Provided data:

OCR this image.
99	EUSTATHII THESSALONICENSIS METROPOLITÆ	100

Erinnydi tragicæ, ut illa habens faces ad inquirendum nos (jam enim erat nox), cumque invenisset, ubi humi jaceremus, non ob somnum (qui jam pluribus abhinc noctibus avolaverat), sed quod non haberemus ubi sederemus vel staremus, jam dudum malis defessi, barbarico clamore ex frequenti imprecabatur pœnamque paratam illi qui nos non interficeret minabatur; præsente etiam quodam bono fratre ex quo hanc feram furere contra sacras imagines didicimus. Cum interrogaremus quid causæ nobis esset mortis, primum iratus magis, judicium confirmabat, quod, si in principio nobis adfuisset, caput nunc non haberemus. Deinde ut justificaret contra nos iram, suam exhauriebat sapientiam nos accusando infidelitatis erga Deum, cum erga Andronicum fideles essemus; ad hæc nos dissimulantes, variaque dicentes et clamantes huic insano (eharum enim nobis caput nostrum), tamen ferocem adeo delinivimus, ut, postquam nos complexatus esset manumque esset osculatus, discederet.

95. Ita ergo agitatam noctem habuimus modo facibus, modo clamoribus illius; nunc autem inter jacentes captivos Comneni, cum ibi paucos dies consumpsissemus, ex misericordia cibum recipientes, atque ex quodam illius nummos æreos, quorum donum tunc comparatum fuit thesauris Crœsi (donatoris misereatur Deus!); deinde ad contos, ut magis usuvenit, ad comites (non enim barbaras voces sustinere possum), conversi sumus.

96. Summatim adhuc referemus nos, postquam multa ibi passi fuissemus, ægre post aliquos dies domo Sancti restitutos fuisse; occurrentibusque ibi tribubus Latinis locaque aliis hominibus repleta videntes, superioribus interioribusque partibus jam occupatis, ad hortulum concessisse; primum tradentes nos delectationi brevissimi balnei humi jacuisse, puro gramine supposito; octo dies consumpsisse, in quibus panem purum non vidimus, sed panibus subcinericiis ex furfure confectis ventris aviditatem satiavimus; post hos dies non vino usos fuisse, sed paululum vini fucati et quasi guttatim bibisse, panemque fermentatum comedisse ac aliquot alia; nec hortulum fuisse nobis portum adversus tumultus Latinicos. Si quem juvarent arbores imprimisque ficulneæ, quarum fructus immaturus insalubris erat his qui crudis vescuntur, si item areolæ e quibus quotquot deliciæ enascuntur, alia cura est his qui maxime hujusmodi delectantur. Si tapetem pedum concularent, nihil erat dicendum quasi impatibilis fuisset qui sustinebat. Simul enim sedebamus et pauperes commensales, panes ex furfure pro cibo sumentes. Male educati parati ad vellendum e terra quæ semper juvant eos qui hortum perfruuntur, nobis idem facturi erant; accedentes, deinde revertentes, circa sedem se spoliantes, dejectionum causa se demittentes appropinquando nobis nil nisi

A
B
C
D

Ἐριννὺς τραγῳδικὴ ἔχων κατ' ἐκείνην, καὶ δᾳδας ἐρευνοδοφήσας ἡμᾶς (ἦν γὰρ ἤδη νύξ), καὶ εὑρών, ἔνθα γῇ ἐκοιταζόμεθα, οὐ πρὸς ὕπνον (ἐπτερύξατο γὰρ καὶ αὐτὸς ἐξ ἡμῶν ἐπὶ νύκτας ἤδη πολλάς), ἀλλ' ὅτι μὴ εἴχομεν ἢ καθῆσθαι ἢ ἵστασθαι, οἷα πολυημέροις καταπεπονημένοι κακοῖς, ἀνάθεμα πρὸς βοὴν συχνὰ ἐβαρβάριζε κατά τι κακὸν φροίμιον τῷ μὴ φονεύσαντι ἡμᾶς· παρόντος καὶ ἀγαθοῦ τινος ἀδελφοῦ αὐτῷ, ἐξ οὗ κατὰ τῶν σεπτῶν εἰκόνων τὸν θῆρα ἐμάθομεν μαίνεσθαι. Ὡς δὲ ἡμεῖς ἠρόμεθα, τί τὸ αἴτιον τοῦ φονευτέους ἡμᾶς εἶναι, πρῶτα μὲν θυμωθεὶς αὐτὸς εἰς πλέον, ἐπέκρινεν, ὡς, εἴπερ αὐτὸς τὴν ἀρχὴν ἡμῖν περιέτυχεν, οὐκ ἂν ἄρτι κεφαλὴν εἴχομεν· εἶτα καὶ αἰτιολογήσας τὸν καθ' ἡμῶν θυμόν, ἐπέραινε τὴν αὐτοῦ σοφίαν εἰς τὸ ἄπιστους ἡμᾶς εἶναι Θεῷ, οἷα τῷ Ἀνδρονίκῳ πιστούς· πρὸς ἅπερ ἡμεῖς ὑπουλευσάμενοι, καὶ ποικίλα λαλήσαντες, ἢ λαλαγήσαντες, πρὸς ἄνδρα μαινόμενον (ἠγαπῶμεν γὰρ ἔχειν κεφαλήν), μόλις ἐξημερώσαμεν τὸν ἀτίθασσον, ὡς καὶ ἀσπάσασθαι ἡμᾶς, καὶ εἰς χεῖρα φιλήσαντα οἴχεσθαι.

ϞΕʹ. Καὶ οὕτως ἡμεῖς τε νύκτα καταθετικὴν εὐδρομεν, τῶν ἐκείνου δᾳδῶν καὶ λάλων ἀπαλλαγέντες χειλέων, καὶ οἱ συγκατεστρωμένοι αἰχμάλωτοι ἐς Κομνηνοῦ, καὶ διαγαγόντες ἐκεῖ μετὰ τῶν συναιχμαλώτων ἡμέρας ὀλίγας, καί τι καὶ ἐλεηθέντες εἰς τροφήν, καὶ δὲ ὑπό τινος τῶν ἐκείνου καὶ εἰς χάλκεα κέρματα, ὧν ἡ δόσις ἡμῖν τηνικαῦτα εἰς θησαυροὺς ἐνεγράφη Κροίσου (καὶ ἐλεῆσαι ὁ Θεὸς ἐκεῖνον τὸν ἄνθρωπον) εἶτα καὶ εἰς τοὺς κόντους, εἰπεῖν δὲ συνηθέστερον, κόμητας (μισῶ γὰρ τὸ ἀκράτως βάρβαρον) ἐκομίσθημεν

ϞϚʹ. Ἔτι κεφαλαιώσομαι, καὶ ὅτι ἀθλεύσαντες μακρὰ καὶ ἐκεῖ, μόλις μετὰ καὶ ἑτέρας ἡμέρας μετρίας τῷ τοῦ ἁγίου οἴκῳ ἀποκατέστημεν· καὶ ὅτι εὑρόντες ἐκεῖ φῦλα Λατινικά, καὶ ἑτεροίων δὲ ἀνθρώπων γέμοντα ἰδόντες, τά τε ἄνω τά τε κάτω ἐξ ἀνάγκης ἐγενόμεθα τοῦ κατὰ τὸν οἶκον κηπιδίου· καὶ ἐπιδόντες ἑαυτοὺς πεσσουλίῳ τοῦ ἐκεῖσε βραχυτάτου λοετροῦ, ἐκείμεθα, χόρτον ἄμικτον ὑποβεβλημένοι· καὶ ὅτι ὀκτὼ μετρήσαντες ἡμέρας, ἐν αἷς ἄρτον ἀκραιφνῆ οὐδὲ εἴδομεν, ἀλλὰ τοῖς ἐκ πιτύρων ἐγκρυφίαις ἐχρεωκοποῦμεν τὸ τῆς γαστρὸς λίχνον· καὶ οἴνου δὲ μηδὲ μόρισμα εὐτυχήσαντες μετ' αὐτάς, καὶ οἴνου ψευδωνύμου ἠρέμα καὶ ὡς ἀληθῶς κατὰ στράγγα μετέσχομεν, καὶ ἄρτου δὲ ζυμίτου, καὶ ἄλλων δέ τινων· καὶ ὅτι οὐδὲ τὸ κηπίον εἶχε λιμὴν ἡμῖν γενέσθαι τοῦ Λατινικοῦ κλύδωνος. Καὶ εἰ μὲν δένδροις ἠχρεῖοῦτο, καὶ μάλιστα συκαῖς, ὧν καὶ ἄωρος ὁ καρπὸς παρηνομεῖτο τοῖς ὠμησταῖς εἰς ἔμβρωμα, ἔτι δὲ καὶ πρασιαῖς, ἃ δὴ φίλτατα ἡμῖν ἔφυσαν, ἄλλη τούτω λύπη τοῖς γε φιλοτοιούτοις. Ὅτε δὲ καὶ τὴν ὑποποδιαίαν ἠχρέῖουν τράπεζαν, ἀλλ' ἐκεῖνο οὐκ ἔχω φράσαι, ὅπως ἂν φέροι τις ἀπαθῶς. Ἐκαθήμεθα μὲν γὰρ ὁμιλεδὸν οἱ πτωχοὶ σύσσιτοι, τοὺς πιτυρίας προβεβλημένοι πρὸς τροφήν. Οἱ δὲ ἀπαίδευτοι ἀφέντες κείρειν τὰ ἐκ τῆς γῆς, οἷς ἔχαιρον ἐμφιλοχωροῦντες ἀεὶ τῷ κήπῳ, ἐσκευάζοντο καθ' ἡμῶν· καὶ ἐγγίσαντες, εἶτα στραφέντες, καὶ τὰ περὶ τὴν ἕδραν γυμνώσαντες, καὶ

Task instructions: Within the data above, pick out all lines holding the word "τινος".

Task answer:
Ἐριννὺς τραγῳδικὴ ἔχων κατ' ἐκείνην, καὶ δᾳδας ἐρευνοδοφήσας ἡμᾶς (ἦν γὰρ ἤδη νύξ), καὶ εὑρών, ἔνθα γῇ ἐκοιταζόμεθα, οὐ πρὸς ὕπνον (ἐπτερύξατο γὰρ καὶ αὐτὸς ἐξ ἡμῶν ἐπὶ νύκτας ἤδη πολλάς), ἀλλ' ὅτι μὴ εἴχομεν ἢ καθῆσθαι ἢ ἵστασθαι, οἷα πολυημέροις καταπεπονημένοι κακοῖς, ἀνάθεμα πρὸς βοὴν συχνὰ ἐβαρβάριζε κατά τι κακὸν φροίμιον τῷ μὴ φονεύσαντι ἡμᾶς· παρόντος καὶ ἀγαθοῦ τινος ἀδελφοῦ αὐτῷ, ἐξ οὗ κατὰ τῶν σεπτῶν εἰκόνων τὸν θῆρα ἐμάθομεν μαίνεσθαι. Ὡς δὲ ἡμεῖς ἠρόμεθα, τί τὸ αἴτιον τοῦ φονευτέους ἡμᾶς εἶναι, πρῶτα μὲν θυμωθεὶς αὐτὸς εἰς πλέον, ἐπέκρινεν, ὡς, εἴπερ αὐτὸς τὴν ἀρχὴν ἡμῖν περιέτυχεν, οὐκ ἂν ἄρτι κεφαλὴν εἴχομεν· εἶτα καὶ αἰτιολογήσας τὸν καθ' ἡμῶν θυμόν, ἐπέραινε τὴν αὐτοῦ σοφίαν εἰς τὸ ἄπιστους ἡμᾶς εἶναι Θεῷ, οἷα τῷ Ἀνδρονίκῳ πιστούς· πρὸς ἅπερ ἡμεῖς ὑπουλευσάμενοι, καὶ ποικίλα λαλήσαντες, ἢ λαλαγήσαντες, πρὸς ἄνδρα μαινόμενον (ἠγαπῶμεν γὰρ ἔχειν κεφαλήν), μόλις ἐξημερώσαμεν τὸν ἀτίθασσον, ὡς καὶ ἀσπάσασθαι ἡμᾶς, καὶ εἰς χεῖρα φιλήσαντα οἴχεσθαι.
ϞΕʹ. Καὶ οὕτως ἡμεῖς τε νύκτα καταθετικὴν εὐδρομεν, τῶν ἐκείνου δᾳδῶν καὶ λάλων ἀπαλλαγέντες χειλέων, καὶ οἱ συγκατεστρωμένοι αἰχμάλωτοι ἐς Κομνηνοῦ, καὶ διαγαγόντες ἐκεῖ μετὰ τῶν συναιχμαλώτων ἡμέρας ὀλίγας, καί τι καὶ ἐλεηθέντες εἰς τροφήν, καὶ δὲ ὑπό τινος τῶν ἐκείνου καὶ εἰς χάλκεα κέρματα, ὧν ἡ δόσις ἡμῖν τηνικαῦτα εἰς θησαυροὺς ἐνεγράφη Κροίσου (καὶ ἐλεῆσαι ὁ Θεὸς ἐκεῖνον τὸν ἄνθρωπον) εἶτα καὶ εἰς τοὺς κόντους, εἰπεῖν δὲ συνηθέστερον, κόμητας (μισῶ γὰρ τὸ ἀκράτως βάρβαρον) ἐκομίσθημεν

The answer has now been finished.